◆ What to do:
State the number of lines that contain the word "panel", and add nothing else.

==*==

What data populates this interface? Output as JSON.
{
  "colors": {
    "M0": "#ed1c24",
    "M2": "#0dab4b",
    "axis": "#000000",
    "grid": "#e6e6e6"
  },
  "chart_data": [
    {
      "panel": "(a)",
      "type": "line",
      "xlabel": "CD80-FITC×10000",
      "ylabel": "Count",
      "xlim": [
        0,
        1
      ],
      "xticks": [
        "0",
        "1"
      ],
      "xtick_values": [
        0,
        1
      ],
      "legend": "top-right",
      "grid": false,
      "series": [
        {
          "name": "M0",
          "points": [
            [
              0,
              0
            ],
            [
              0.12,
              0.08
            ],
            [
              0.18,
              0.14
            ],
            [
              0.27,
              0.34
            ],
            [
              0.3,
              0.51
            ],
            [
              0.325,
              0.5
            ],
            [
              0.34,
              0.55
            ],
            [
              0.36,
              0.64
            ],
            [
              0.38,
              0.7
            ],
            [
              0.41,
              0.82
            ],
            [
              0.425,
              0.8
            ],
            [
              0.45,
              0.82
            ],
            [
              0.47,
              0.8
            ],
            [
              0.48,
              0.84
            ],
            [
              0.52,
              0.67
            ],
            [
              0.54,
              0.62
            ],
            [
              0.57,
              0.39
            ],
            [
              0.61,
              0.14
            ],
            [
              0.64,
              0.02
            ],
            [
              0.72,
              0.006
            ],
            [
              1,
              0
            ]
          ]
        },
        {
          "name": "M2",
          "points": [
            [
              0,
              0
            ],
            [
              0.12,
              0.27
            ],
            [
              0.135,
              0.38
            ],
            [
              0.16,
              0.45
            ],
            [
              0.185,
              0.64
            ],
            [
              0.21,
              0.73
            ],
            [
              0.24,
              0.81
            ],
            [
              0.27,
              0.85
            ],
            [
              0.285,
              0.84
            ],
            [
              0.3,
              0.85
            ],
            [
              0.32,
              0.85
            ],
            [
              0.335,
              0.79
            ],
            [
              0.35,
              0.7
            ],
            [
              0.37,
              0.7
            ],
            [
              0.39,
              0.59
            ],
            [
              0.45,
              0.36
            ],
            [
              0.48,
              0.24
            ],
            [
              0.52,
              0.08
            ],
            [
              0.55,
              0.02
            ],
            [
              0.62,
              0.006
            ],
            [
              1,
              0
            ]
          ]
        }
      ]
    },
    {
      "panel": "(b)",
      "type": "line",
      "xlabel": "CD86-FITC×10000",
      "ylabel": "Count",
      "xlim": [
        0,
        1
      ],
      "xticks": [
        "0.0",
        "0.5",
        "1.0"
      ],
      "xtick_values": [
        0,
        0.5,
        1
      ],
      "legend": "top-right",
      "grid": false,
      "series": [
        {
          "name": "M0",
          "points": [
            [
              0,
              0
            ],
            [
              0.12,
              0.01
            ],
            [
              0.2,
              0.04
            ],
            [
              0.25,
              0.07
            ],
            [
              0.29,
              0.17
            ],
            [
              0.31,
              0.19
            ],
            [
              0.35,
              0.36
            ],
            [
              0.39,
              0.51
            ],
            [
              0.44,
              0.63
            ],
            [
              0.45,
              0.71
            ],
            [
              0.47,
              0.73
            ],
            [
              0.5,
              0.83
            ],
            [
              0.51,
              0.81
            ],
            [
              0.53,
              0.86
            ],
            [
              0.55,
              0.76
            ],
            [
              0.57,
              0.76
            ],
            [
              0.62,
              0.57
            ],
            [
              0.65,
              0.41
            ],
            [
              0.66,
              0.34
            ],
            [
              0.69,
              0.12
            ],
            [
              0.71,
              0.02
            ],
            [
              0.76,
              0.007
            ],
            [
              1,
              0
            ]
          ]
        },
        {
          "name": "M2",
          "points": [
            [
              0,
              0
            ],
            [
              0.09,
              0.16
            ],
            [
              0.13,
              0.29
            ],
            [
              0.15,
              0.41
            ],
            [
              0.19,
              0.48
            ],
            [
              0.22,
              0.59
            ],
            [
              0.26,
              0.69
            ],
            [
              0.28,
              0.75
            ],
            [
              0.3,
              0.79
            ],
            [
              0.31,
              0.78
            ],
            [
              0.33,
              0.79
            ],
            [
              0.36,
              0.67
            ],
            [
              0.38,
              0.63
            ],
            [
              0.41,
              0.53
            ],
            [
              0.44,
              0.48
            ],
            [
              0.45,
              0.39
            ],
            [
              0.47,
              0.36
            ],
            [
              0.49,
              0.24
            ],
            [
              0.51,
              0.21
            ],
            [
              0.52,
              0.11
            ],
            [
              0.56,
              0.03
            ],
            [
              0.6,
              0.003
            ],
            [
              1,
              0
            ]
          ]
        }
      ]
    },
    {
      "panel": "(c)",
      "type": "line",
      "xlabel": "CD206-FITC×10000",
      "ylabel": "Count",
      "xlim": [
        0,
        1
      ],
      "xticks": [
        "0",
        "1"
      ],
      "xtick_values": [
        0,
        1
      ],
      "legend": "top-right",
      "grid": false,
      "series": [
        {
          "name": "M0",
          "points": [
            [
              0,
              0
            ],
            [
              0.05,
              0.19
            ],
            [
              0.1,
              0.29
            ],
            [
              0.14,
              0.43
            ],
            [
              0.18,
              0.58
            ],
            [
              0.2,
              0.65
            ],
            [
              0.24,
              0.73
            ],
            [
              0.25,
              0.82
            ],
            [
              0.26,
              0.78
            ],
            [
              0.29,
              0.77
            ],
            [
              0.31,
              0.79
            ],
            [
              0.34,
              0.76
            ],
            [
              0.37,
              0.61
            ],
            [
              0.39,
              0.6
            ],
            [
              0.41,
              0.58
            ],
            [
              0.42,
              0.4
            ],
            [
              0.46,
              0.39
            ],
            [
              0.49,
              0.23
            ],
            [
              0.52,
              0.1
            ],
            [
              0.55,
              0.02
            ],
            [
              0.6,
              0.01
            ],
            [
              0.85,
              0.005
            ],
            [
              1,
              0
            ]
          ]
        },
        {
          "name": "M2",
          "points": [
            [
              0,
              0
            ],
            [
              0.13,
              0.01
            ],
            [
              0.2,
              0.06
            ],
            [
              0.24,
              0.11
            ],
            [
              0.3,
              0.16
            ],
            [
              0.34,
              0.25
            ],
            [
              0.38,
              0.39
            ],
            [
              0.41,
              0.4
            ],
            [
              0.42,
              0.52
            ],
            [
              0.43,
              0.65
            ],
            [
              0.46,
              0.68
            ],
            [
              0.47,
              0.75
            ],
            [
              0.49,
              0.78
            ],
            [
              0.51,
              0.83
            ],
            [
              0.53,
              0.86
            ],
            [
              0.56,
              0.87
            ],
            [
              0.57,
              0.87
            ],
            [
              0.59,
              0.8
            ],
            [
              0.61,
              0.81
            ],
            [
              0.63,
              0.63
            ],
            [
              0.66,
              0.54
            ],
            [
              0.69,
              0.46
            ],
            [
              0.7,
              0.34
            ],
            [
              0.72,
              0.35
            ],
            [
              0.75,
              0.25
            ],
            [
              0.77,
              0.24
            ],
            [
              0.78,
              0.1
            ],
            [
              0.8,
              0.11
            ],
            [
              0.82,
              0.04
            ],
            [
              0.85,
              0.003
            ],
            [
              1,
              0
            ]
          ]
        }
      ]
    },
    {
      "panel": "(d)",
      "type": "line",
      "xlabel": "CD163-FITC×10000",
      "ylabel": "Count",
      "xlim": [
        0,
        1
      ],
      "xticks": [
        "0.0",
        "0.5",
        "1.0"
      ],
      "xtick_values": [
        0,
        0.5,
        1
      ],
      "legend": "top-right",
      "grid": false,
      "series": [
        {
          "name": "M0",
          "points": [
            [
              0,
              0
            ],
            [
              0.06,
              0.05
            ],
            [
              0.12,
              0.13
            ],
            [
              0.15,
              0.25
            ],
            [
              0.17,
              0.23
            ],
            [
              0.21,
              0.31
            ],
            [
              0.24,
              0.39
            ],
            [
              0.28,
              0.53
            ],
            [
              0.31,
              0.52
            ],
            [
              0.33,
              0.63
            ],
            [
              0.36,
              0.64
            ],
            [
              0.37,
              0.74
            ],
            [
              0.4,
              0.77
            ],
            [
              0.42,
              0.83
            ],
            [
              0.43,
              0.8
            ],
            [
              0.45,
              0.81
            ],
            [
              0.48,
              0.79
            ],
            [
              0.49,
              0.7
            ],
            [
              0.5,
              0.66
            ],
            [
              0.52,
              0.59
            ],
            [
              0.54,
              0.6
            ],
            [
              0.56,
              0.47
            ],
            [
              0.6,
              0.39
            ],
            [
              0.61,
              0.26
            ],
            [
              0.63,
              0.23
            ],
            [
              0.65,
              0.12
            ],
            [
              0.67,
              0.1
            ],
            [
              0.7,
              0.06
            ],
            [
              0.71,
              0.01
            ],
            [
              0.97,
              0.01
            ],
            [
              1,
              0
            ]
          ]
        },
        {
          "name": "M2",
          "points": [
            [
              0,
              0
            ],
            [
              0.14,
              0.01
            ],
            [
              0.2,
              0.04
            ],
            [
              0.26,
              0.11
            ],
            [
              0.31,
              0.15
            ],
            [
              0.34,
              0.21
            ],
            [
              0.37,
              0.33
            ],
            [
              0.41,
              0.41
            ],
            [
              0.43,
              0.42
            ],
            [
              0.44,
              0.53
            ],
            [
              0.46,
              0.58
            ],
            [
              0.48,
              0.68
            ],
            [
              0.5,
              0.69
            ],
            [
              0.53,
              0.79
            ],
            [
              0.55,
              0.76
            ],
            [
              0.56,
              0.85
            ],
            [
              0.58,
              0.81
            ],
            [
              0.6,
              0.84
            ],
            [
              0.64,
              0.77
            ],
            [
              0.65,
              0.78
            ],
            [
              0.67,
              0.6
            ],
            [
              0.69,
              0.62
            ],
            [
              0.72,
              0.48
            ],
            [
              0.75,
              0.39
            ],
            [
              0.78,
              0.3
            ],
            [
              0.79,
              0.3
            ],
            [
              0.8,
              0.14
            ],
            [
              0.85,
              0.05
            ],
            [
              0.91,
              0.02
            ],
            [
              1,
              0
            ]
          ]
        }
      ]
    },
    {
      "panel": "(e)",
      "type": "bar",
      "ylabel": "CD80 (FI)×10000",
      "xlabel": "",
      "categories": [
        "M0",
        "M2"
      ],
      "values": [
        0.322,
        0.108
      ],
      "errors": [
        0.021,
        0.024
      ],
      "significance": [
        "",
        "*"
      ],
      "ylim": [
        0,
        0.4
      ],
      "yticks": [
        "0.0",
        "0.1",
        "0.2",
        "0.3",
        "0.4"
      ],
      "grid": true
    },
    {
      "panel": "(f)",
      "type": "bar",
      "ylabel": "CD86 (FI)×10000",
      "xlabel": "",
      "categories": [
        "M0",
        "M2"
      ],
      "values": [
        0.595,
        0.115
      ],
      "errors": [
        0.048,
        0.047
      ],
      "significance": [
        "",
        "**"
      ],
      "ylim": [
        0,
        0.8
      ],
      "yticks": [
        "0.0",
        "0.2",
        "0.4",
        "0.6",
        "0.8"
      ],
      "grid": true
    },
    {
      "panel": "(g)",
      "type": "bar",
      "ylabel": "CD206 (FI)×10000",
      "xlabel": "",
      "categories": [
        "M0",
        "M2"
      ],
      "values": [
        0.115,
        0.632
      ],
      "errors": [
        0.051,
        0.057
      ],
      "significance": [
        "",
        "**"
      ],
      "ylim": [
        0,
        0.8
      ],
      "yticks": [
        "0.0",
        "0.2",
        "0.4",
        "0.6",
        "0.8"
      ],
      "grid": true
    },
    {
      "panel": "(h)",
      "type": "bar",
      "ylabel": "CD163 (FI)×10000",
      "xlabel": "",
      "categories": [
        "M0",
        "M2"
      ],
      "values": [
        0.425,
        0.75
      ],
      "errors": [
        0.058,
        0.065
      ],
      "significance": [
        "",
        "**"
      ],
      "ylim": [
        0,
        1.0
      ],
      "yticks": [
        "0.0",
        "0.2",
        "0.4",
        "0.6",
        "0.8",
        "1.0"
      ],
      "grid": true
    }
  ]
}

==*==

◆ Solution to the problem:
8